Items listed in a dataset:
-- begin --

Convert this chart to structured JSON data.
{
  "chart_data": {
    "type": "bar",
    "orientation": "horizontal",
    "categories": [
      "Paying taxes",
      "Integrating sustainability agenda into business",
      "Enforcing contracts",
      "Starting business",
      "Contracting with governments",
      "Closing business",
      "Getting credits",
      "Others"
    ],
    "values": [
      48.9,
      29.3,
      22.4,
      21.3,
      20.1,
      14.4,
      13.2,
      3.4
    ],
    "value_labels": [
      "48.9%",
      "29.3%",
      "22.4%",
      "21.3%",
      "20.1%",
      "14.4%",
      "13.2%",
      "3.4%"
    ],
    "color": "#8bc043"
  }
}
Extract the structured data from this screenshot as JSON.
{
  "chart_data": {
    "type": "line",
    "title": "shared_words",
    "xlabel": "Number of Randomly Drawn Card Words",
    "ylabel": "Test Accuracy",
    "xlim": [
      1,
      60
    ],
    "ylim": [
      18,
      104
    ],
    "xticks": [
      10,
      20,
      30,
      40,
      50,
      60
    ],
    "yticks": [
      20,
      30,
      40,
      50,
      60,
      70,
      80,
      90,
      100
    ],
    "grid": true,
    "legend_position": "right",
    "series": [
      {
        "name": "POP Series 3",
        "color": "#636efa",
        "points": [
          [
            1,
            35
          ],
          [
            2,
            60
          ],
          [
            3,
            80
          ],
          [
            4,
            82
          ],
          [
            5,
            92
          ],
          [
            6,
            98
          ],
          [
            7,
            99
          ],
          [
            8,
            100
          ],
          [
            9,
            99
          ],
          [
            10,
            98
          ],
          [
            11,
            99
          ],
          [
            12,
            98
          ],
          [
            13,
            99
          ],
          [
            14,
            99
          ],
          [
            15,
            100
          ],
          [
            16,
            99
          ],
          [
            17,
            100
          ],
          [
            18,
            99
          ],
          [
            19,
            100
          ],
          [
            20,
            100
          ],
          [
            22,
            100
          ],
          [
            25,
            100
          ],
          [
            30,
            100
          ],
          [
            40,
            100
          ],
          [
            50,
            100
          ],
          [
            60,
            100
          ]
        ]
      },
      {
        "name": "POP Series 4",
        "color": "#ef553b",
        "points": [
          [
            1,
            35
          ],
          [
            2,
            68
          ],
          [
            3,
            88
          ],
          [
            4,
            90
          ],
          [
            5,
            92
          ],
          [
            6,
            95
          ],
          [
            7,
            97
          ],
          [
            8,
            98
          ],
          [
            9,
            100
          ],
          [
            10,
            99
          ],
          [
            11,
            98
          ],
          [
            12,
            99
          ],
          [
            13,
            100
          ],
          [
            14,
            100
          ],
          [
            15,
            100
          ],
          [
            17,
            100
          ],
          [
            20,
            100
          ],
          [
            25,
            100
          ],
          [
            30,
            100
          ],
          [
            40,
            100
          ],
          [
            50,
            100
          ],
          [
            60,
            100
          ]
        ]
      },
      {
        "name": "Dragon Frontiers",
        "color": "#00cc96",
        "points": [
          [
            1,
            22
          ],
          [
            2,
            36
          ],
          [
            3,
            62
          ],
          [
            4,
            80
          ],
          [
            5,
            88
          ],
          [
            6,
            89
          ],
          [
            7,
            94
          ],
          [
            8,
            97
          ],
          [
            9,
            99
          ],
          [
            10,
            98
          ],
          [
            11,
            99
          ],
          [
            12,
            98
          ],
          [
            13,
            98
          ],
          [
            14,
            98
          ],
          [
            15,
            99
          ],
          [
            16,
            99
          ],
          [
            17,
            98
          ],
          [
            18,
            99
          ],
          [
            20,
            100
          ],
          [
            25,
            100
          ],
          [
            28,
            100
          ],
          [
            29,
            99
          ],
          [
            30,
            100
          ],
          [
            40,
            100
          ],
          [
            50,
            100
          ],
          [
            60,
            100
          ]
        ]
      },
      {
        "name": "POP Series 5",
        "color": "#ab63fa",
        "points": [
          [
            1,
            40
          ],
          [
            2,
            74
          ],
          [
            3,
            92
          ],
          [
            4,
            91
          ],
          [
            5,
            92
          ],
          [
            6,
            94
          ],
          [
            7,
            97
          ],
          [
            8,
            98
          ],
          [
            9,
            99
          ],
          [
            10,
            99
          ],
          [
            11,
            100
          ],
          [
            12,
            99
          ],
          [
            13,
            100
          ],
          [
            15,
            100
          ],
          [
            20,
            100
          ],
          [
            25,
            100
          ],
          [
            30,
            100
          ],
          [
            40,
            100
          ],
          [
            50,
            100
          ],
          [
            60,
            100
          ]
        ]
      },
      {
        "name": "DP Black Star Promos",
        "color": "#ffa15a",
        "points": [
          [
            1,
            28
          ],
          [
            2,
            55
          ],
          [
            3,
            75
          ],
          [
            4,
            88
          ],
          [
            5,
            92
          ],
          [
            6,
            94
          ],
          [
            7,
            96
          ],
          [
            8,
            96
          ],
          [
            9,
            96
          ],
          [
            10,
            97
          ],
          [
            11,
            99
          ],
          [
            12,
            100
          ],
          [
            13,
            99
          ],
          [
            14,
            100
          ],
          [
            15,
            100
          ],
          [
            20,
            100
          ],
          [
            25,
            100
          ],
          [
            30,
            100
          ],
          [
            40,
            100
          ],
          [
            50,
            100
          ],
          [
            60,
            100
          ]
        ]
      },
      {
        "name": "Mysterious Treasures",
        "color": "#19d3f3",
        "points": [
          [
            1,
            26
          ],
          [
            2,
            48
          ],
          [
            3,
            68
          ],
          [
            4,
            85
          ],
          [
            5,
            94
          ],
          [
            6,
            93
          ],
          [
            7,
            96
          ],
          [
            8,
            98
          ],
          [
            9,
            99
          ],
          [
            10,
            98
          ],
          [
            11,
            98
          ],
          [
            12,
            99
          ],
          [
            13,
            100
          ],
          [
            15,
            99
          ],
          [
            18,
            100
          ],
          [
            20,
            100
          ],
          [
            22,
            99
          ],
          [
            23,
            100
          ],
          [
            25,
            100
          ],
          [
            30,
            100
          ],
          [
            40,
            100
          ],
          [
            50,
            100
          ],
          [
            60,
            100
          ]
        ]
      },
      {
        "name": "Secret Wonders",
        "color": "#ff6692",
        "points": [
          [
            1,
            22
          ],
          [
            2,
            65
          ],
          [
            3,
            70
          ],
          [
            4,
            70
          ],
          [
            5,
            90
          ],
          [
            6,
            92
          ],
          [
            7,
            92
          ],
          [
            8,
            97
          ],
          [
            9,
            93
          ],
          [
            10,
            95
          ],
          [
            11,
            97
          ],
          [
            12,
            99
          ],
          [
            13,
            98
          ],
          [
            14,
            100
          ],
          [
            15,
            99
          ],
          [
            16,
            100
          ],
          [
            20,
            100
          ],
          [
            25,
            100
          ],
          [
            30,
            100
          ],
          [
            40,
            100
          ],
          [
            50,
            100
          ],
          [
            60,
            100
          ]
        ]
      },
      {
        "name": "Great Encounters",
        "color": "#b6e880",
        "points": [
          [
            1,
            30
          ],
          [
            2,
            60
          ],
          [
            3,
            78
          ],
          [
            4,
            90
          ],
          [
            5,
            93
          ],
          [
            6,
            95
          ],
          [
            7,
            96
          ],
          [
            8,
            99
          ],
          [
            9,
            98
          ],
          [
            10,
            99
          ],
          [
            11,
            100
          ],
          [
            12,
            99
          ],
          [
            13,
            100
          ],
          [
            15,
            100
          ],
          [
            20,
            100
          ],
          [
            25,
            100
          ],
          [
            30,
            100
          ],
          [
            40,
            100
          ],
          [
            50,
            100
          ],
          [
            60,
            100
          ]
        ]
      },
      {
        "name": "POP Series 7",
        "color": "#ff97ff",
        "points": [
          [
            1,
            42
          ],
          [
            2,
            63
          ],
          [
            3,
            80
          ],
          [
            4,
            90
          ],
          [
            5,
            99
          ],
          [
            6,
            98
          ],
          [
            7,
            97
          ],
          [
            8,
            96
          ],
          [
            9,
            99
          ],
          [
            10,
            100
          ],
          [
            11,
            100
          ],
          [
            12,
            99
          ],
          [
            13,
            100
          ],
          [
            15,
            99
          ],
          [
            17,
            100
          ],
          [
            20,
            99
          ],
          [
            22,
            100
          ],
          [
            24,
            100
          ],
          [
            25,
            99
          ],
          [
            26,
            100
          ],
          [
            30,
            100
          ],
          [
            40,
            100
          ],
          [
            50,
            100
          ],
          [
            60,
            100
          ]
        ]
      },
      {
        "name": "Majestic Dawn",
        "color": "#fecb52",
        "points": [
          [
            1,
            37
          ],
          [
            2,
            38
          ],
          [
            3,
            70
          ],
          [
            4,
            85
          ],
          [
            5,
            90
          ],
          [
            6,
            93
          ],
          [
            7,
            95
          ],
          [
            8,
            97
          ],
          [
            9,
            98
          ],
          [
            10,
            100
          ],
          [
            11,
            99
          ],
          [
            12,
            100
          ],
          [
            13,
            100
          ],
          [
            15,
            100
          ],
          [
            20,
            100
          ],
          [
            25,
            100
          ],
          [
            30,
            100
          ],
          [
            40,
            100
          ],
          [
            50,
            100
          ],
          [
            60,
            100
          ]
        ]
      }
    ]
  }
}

-- end --

- **Task prompt**: Each line containing the word "JSON" counts once; say how many such lines there are, giving only the number.

- **Output**: 2